> [The request] Look through the listing for the word "panel". Copy each line that has it.

---------- Provided entries ----------

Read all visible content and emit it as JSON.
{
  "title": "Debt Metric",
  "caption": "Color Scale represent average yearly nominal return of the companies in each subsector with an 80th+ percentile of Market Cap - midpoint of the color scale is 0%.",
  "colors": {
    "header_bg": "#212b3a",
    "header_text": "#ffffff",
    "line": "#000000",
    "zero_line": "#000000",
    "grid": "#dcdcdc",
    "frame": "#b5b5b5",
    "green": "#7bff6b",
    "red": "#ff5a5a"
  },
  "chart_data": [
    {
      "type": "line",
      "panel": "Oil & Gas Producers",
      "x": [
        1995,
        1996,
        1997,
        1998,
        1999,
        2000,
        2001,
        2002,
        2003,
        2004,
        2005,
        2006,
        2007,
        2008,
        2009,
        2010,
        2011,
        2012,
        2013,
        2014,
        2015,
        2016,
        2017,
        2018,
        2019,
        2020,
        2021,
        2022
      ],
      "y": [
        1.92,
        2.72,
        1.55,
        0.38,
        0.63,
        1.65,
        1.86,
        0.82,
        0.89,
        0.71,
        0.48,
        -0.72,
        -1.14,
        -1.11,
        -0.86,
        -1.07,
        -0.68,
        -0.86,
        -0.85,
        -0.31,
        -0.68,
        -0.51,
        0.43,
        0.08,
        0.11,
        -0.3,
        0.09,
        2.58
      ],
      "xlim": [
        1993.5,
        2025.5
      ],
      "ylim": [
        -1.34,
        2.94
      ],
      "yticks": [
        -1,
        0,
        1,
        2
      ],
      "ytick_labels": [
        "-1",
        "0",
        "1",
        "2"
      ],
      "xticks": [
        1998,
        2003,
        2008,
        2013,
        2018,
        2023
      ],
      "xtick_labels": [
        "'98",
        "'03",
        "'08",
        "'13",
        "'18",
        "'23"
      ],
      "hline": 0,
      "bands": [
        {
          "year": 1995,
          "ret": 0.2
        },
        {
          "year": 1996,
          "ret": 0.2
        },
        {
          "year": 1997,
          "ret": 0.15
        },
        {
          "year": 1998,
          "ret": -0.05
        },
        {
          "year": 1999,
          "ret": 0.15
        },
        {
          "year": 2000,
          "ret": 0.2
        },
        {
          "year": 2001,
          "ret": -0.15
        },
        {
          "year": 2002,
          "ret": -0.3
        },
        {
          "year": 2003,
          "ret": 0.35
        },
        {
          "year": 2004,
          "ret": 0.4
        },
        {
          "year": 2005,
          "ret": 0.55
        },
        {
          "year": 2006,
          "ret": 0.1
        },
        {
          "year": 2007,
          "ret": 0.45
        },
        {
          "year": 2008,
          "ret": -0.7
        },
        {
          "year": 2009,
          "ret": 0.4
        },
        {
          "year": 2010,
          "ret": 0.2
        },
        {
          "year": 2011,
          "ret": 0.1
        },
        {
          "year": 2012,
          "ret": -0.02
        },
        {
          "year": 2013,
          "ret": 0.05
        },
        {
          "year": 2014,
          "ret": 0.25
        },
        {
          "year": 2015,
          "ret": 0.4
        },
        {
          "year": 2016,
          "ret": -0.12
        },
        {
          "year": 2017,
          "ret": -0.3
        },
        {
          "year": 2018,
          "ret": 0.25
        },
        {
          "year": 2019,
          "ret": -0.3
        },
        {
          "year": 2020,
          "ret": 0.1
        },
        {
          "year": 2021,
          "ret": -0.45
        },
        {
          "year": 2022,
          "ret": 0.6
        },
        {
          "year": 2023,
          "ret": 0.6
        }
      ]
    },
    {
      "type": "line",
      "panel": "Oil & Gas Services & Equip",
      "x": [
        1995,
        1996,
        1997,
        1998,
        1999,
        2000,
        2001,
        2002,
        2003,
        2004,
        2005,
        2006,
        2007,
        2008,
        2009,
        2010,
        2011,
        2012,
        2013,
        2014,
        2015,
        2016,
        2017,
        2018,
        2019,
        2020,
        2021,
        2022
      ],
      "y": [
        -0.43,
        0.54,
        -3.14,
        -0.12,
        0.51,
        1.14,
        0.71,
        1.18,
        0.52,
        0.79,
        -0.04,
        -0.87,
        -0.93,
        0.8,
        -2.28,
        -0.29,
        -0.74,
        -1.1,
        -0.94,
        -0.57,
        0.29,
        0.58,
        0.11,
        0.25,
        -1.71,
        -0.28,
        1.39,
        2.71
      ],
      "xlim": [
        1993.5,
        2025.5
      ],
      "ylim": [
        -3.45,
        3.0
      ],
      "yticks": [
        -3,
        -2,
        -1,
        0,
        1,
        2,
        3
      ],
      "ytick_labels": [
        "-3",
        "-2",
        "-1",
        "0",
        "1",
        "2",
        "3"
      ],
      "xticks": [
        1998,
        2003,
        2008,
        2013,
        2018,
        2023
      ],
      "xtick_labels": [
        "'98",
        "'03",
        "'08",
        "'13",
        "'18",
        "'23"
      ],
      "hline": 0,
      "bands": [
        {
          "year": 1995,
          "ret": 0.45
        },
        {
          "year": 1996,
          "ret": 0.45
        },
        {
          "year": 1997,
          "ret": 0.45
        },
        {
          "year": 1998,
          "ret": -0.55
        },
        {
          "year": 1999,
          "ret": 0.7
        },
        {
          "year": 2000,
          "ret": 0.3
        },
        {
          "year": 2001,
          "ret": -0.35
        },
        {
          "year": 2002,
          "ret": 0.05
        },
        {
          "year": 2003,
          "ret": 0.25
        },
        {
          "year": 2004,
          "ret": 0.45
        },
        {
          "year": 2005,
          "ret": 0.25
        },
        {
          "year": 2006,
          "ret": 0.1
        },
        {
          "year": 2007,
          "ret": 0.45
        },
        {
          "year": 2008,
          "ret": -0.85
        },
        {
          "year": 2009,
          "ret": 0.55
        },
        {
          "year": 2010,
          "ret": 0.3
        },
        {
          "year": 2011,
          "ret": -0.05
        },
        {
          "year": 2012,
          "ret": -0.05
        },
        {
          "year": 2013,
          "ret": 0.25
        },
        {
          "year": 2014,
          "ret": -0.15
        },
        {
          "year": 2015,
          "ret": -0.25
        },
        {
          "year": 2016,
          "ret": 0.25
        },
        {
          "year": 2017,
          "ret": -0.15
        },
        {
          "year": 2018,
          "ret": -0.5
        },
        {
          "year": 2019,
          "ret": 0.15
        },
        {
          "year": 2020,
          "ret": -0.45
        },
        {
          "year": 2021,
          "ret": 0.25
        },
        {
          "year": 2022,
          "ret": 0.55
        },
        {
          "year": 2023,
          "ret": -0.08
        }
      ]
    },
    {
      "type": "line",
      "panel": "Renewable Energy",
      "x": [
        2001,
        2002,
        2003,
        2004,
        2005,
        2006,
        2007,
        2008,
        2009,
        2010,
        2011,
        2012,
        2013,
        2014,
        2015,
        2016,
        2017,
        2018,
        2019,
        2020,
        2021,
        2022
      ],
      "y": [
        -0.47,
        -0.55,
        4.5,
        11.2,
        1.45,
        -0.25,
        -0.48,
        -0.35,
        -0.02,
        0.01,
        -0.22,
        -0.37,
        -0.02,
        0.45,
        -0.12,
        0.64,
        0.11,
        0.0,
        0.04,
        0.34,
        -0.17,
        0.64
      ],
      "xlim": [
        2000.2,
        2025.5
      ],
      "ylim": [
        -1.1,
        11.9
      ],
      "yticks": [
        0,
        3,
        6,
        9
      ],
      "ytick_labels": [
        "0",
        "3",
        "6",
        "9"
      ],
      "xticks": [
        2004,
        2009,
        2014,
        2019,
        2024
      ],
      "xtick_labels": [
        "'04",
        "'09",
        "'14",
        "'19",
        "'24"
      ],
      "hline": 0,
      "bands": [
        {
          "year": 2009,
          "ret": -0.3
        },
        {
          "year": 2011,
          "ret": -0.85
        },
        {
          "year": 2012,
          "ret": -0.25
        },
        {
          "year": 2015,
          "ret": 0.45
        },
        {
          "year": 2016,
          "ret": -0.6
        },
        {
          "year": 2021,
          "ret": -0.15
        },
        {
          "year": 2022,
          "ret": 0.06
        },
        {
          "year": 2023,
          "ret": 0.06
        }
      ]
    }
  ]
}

----------

> [Exercise result]
      "panel": "Oil & Gas Producers",
      "panel": "Oil & Gas Services & Equip",
      "panel": "Renewable Energy",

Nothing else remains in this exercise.